> **Written request**: Every line of the material that follows must be printed again exactly.

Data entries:
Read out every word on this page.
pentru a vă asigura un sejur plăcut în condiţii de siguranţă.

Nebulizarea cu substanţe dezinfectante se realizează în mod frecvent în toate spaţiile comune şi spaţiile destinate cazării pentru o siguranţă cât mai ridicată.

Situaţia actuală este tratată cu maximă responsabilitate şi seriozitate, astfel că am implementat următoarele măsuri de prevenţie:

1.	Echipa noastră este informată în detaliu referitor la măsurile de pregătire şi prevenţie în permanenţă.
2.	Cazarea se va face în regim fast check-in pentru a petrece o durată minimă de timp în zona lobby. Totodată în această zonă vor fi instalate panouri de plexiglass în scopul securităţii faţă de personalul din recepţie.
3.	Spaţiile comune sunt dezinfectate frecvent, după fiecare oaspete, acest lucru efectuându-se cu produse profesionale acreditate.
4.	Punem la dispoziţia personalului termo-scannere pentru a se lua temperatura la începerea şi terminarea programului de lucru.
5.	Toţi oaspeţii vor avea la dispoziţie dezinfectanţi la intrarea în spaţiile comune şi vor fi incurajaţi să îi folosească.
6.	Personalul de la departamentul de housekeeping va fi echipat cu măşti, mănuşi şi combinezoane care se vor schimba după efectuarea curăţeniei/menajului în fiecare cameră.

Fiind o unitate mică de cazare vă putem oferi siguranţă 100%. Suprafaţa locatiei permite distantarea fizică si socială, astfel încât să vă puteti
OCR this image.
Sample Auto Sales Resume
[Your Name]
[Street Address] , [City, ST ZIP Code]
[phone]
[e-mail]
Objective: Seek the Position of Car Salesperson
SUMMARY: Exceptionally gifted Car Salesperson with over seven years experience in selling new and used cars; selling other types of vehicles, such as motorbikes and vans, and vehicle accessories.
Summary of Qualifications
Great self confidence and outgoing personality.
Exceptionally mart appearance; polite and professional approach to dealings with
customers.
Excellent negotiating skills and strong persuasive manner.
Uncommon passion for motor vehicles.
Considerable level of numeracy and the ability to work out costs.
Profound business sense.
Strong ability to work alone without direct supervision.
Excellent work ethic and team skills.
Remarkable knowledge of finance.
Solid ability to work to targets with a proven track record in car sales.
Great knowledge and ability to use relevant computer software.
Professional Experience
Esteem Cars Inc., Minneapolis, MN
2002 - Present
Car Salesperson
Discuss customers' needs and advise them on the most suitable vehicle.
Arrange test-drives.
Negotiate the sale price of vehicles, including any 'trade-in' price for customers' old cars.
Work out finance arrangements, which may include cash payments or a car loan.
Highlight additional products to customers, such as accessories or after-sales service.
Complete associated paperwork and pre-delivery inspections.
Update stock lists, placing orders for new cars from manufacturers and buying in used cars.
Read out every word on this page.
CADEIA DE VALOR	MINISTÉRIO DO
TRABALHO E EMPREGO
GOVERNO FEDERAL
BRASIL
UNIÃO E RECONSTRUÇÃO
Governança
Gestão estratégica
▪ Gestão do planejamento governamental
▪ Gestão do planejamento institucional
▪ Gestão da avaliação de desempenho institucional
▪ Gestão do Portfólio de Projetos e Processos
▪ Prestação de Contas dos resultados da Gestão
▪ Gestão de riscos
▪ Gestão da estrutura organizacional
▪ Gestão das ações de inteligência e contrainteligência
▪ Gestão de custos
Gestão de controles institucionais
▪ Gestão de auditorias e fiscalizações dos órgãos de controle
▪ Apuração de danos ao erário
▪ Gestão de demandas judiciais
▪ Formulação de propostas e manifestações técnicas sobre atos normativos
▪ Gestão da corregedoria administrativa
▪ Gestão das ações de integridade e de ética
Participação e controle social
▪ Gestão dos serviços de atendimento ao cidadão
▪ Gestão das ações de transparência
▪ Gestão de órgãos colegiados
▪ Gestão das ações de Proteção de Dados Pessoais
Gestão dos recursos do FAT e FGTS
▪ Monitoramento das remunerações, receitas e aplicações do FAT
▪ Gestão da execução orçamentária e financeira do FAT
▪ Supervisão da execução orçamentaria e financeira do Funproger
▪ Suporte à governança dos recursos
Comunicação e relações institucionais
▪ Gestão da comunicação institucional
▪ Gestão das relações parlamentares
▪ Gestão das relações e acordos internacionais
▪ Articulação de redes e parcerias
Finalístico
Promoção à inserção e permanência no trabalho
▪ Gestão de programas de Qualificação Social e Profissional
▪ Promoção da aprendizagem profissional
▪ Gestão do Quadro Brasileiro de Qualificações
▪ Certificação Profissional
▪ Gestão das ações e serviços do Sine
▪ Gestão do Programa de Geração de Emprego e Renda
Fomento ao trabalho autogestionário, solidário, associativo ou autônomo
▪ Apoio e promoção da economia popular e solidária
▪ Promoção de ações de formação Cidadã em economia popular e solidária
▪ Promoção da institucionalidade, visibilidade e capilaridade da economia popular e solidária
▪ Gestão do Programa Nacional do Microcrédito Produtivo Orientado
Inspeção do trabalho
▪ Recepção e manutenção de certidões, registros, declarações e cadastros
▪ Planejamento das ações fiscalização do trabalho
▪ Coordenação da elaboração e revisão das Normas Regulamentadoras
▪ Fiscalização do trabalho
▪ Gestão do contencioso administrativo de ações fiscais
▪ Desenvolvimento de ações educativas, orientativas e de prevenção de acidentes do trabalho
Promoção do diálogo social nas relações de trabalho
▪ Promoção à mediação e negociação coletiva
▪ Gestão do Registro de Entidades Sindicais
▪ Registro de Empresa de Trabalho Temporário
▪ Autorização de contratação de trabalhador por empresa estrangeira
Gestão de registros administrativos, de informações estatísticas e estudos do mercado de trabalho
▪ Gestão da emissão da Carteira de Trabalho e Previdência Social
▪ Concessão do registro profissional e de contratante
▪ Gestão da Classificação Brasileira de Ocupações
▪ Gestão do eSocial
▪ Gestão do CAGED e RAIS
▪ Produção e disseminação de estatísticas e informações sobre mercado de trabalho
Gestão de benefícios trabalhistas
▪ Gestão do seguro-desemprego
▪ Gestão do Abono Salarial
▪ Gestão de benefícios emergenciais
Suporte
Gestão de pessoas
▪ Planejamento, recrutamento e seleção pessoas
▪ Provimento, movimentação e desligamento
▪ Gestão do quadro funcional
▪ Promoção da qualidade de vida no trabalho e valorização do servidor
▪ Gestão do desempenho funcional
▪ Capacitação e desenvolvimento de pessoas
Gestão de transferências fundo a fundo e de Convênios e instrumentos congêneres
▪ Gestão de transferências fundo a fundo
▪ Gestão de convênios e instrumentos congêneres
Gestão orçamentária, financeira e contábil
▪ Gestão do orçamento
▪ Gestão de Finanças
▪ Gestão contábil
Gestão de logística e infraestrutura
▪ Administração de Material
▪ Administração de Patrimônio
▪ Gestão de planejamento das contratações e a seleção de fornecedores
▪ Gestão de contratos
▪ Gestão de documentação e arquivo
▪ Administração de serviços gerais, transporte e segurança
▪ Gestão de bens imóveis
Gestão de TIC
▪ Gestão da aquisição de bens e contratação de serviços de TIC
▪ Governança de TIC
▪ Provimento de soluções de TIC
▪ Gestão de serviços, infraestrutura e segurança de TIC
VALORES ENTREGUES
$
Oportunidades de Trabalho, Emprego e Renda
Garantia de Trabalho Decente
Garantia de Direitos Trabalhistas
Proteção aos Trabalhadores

> **Answer to the problem**:
Read out every word on this page.
pentru a vă asigura un sejur plăcut în condiţii de siguranţă.

Nebulizarea cu substanţe dezinfectante se realizează în mod frecvent în toate spaţiile comune şi spaţiile destinate cazării pentru o siguranţă cât mai ridicată.

Situaţia actuală este tratată cu maximă responsabilitate şi seriozitate, astfel că am implementat următoarele măsuri de prevenţie:

1.	Echipa noastră este informată în detaliu referitor la măsurile de pregătire şi prevenţie în permanenţă.
2.	Cazarea se va face în regim fast check-in pentru a petrece o durată minimă de timp în zona lobby. Totodată în această zonă vor fi instalate panouri de plexiglass în scopul securităţii faţă de personalul din recepţie.
3.	Spaţiile comune sunt dezinfectate frecvent, după fiecare oaspete, acest lucru efectuându-se cu produse profesionale acreditate.
4.	Punem la dispoziţia personalului termo-scannere pentru a se lua temperatura la începerea şi terminarea programului de lucru.
5.	Toţi oaspeţii vor avea la dispoziţie dezinfectanţi la intrarea în spaţiile comune şi vor fi incurajaţi să îi folosească.
6.	Personalul de la departamentul de housekeeping va fi echipat cu măşti, mănuşi şi combinezoane care se vor schimba după efectuarea curăţeniei/menajului în fiecare cameră.

Fiind o unitate mică de cazare vă putem oferi siguranţă 100%. Suprafaţa locatiei permite distantarea fizică si socială, astfel încât să vă puteti
OCR this image.
Sample Auto Sales Resume
[Your Name]
[Street Address] , [City, ST ZIP Code]
[phone]
[e-mail]
Objective: Seek the Position of Car Salesperson
SUMMARY: Exceptionally gifted Car Salesperson with over seven years experience in selling new and used cars; selling other types of vehicles, such as motorbikes and vans, and vehicle accessories.
Summary of Qualifications
Great self confidence and outgoing personality.
Exceptionally mart appearance; polite and professional approach to dealings with
customers.
Excellent negotiating skills and strong persuasive manner.
Uncommon passion for motor vehicles.
Considerable level of numeracy and the ability to work out costs.
Profound business sense.
Strong ability to work alone without direct supervision.
Excellent work ethic and team skills.
Remarkable knowledge of finance.
Solid ability to work to targets with a proven track record in car sales.
Great knowledge and ability to use relevant computer software.
Professional Experience
Esteem Cars Inc., Minneapolis, MN
2002 - Present
Car Salesperson
Discuss customers' needs and advise them on the most suitable vehicle.
Arrange test-drives.
Negotiate the sale price of vehicles, including any 'trade-in' price for customers' old cars.
Work out finance arrangements, which may include cash payments or a car loan.
Highlight additional products to customers, such as accessories or after-sales service.
Complete associated paperwork and pre-delivery inspections.
Update stock lists, placing orders for new cars from manufacturers and buying in used cars.
Read out every word on this page.
CADEIA DE VALOR	MINISTÉRIO DO
TRABALHO E EMPREGO
GOVERNO FEDERAL
BRASIL
UNIÃO E RECONSTRUÇÃO
Governança
Gestão estratégica
▪ Gestão do planejamento governamental
▪ Gestão do planejamento institucional
▪ Gestão da avaliação de desempenho institucional
▪ Gestão do Portfólio de Projetos e Processos
▪ Prestação de Contas dos resultados da Gestão
▪ Gestão de riscos
▪ Gestão da estrutura organizacional
▪ Gestão das ações de inteligência e contrainteligência
▪ Gestão de custos
Gestão de controles institucionais
▪ Gestão de auditorias e fiscalizações dos órgãos de controle
▪ Apuração de danos ao erário
▪ Gestão de demandas judiciais
▪ Formulação de propostas e manifestações técnicas sobre atos normativos
▪ Gestão da corregedoria administrativa
▪ Gestão das ações de integridade e de ética
Participação e controle social
▪ Gestão dos serviços de atendimento ao cidadão
▪ Gestão das ações de transparência
▪ Gestão de órgãos colegiados
▪ Gestão das ações de Proteção de Dados Pessoais
Gestão dos recursos do FAT e FGTS
▪ Monitoramento das remunerações, receitas e aplicações do FAT
▪ Gestão da execução orçamentária e financeira do FAT
▪ Supervisão da execução orçamentaria e financeira do Funproger
▪ Suporte à governança dos recursos
Comunicação e relações institucionais
▪ Gestão da comunicação institucional
▪ Gestão das relações parlamentares
▪ Gestão das relações e acordos internacionais
▪ Articulação de redes e parcerias
Finalístico
Promoção à inserção e permanência no trabalho
▪ Gestão de programas de Qualificação Social e Profissional
▪ Promoção da aprendizagem profissional
▪ Gestão do Quadro Brasileiro de Qualificações
▪ Certificação Profissional
▪ Gestão das ações e serviços do Sine
▪ Gestão do Programa de Geração de Emprego e Renda
Fomento ao trabalho autogestionário, solidário, associativo ou autônomo
▪ Apoio e promoção da economia popular e solidária
▪ Promoção de ações de formação Cidadã em economia popular e solidária
▪ Promoção da institucionalidade, visibilidade e capilaridade da economia popular e solidária
▪ Gestão do Programa Nacional do Microcrédito Produtivo Orientado
Inspeção do trabalho
▪ Recepção e manutenção de certidões, registros, declarações e cadastros
▪ Planejamento das ações fiscalização do trabalho
▪ Coordenação da elaboração e revisão das Normas Regulamentadoras
▪ Fiscalização do trabalho
▪ Gestão do contencioso administrativo de ações fiscais
▪ Desenvolvimento de ações educativas, orientativas e de prevenção de acidentes do trabalho
Promoção do diálogo social nas relações de trabalho
▪ Promoção à mediação e negociação coletiva
▪ Gestão do Registro de Entidades Sindicais
▪ Registro de Empresa de Trabalho Temporário
▪ Autorização de contratação de trabalhador por empresa estrangeira
Gestão de registros administrativos, de informações estatísticas e estudos do mercado de trabalho
▪ Gestão da emissão da Carteira de Trabalho e Previdência Social
▪ Concessão do registro profissional e de contratante
▪ Gestão da Classificação Brasileira de Ocupações
▪ Gestão do eSocial
▪ Gestão do CAGED e RAIS
▪ Produção e disseminação de estatísticas e informações sobre mercado de trabalho
Gestão de benefícios trabalhistas
▪ Gestão do seguro-desemprego
▪ Gestão do Abono Salarial
▪ Gestão de benefícios emergenciais
Suporte
Gestão de pessoas
▪ Planejamento, recrutamento e seleção pessoas
▪ Provimento, movimentação e desligamento
▪ Gestão do quadro funcional
▪ Promoção da qualidade de vida no trabalho e valorização do servidor
▪ Gestão do desempenho funcional
▪ Capacitação e desenvolvimento de pessoas
Gestão de transferências fundo a fundo e de Convênios e instrumentos congêneres
▪ Gestão de transferências fundo a fundo
▪ Gestão de convênios e instrumentos congêneres
Gestão orçamentária, financeira e contábil
▪ Gestão do orçamento
▪ Gestão de Finanças
▪ Gestão contábil
Gestão de logística e infraestrutura
▪ Administração de Material
▪ Administração de Patrimônio
▪ Gestão de planejamento das contratações e a seleção de fornecedores
▪ Gestão de contratos
▪ Gestão de documentação e arquivo
▪ Administração de serviços gerais, transporte e segurança
▪ Gestão de bens imóveis
Gestão de TIC
▪ Gestão da aquisição de bens e contratação de serviços de TIC
▪ Governança de TIC
▪ Provimento de soluções de TIC
▪ Gestão de serviços, infraestrutura e segurança de TIC
VALORES ENTREGUES
$
Oportunidades de Trabalho, Emprego e Renda
Garantia de Trabalho Decente
Garantia de Direitos Trabalhistas
Proteção aos Trabalhadores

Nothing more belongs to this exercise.